:: STATED PROBLEM ::
The records below must be written out exactly, with every picture left behind.

:: EXTRACTED DATA ::
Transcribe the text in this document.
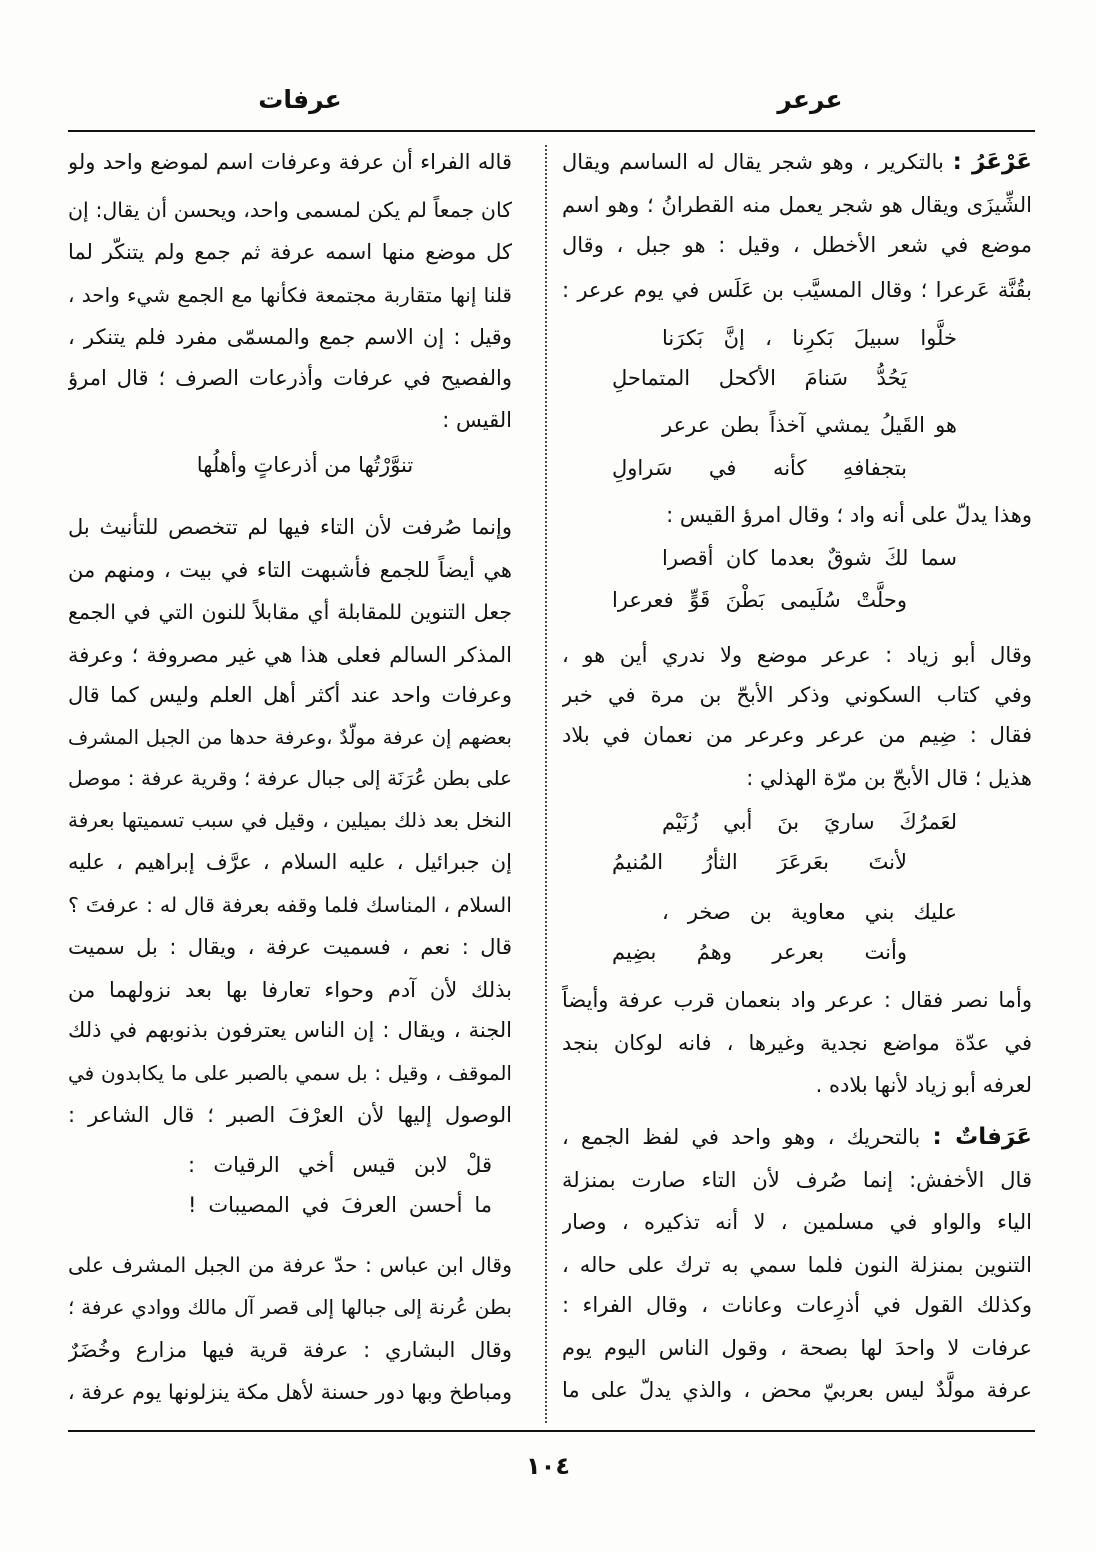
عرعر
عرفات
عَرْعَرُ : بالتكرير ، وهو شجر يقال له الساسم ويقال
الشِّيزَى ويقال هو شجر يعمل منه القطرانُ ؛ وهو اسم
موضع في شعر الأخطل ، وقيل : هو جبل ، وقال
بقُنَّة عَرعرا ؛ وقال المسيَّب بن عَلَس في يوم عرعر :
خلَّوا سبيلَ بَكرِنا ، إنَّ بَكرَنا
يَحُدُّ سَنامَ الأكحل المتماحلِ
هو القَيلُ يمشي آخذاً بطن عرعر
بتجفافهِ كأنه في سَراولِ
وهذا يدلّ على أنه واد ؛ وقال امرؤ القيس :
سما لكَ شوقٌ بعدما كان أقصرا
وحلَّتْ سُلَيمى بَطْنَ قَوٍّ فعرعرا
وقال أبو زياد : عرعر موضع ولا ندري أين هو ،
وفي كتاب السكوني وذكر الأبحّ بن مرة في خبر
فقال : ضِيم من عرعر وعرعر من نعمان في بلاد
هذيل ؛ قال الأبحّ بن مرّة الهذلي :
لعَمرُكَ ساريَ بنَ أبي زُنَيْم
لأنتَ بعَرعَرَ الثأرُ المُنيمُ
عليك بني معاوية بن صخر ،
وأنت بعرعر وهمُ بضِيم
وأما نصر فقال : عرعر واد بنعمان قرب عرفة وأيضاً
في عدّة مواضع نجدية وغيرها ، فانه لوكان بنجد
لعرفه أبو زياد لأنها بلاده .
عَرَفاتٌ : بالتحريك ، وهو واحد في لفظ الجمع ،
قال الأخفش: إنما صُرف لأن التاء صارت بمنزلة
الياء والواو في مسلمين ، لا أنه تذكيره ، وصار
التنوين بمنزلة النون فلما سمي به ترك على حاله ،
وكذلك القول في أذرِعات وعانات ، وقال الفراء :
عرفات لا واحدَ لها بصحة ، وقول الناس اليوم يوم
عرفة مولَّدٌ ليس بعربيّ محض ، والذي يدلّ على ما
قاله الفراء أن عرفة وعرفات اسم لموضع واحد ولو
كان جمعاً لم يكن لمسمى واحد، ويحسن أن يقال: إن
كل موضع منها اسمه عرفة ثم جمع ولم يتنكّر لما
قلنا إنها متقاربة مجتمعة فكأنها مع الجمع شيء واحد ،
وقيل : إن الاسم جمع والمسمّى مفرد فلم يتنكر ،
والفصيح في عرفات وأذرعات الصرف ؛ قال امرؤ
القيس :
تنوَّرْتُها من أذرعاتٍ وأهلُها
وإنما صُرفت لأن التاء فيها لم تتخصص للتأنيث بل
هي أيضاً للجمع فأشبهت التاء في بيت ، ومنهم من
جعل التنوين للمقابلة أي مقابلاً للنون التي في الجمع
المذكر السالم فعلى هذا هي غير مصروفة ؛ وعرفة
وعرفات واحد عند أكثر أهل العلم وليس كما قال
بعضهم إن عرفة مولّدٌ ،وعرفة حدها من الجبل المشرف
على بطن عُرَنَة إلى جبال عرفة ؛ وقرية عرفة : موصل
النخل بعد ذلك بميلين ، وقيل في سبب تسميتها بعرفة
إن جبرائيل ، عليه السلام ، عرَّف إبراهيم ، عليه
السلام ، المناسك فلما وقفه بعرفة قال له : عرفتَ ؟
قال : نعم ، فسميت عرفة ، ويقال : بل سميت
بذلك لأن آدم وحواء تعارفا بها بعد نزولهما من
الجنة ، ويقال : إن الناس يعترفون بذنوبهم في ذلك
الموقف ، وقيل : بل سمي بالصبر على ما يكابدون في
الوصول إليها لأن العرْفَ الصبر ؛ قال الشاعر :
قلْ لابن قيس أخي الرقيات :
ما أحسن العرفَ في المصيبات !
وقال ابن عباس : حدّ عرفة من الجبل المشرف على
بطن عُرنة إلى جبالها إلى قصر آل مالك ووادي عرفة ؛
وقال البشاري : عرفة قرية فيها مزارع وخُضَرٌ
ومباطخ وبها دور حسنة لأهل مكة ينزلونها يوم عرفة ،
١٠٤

:: TASK SOLUTION ::
Transcribe the text in this document.
عرعر
عرفات
عَرْعَرُ : بالتكرير ، وهو شجر يقال له الساسم ويقال
الشِّيزَى ويقال هو شجر يعمل منه القطرانُ ؛ وهو اسم
موضع في شعر الأخطل ، وقيل : هو جبل ، وقال
بقُنَّة عَرعرا ؛ وقال المسيَّب بن عَلَس في يوم عرعر :
خلَّوا سبيلَ بَكرِنا ، إنَّ بَكرَنا
يَحُدُّ سَنامَ الأكحل المتماحلِ
هو القَيلُ يمشي آخذاً بطن عرعر
بتجفافهِ كأنه في سَراولِ
وهذا يدلّ على أنه واد ؛ وقال امرؤ القيس :
سما لكَ شوقٌ بعدما كان أقصرا
وحلَّتْ سُلَيمى بَطْنَ قَوٍّ فعرعرا
وقال أبو زياد : عرعر موضع ولا ندري أين هو ،
وفي كتاب السكوني وذكر الأبحّ بن مرة في خبر
فقال : ضِيم من عرعر وعرعر من نعمان في بلاد
هذيل ؛ قال الأبحّ بن مرّة الهذلي :
لعَمرُكَ ساريَ بنَ أبي زُنَيْم
لأنتَ بعَرعَرَ الثأرُ المُنيمُ
عليك بني معاوية بن صخر ،
وأنت بعرعر وهمُ بضِيم
وأما نصر فقال : عرعر واد بنعمان قرب عرفة وأيضاً
في عدّة مواضع نجدية وغيرها ، فانه لوكان بنجد
لعرفه أبو زياد لأنها بلاده .
عَرَفاتٌ : بالتحريك ، وهو واحد في لفظ الجمع ،
قال الأخفش: إنما صُرف لأن التاء صارت بمنزلة
الياء والواو في مسلمين ، لا أنه تذكيره ، وصار
التنوين بمنزلة النون فلما سمي به ترك على حاله ،
وكذلك القول في أذرِعات وعانات ، وقال الفراء :
عرفات لا واحدَ لها بصحة ، وقول الناس اليوم يوم
عرفة مولَّدٌ ليس بعربيّ محض ، والذي يدلّ على ما
قاله الفراء أن عرفة وعرفات اسم لموضع واحد ولو
كان جمعاً لم يكن لمسمى واحد، ويحسن أن يقال: إن
كل موضع منها اسمه عرفة ثم جمع ولم يتنكّر لما
قلنا إنها متقاربة مجتمعة فكأنها مع الجمع شيء واحد ،
وقيل : إن الاسم جمع والمسمّى مفرد فلم يتنكر ،
والفصيح في عرفات وأذرعات الصرف ؛ قال امرؤ
القيس :
تنوَّرْتُها من أذرعاتٍ وأهلُها
وإنما صُرفت لأن التاء فيها لم تتخصص للتأنيث بل
هي أيضاً للجمع فأشبهت التاء في بيت ، ومنهم من
جعل التنوين للمقابلة أي مقابلاً للنون التي في الجمع
المذكر السالم فعلى هذا هي غير مصروفة ؛ وعرفة
وعرفات واحد عند أكثر أهل العلم وليس كما قال
بعضهم إن عرفة مولّدٌ ،وعرفة حدها من الجبل المشرف
على بطن عُرَنَة إلى جبال عرفة ؛ وقرية عرفة : موصل
النخل بعد ذلك بميلين ، وقيل في سبب تسميتها بعرفة
إن جبرائيل ، عليه السلام ، عرَّف إبراهيم ، عليه
السلام ، المناسك فلما وقفه بعرفة قال له : عرفتَ ؟
قال : نعم ، فسميت عرفة ، ويقال : بل سميت
بذلك لأن آدم وحواء تعارفا بها بعد نزولهما من
الجنة ، ويقال : إن الناس يعترفون بذنوبهم في ذلك
الموقف ، وقيل : بل سمي بالصبر على ما يكابدون في
الوصول إليها لأن العرْفَ الصبر ؛ قال الشاعر :
قلْ لابن قيس أخي الرقيات :
ما أحسن العرفَ في المصيبات !
وقال ابن عباس : حدّ عرفة من الجبل المشرف على
بطن عُرنة إلى جبالها إلى قصر آل مالك ووادي عرفة ؛
وقال البشاري : عرفة قرية فيها مزارع وخُضَرٌ
ومباطخ وبها دور حسنة لأهل مكة ينزلونها يوم عرفة ،
١٠٤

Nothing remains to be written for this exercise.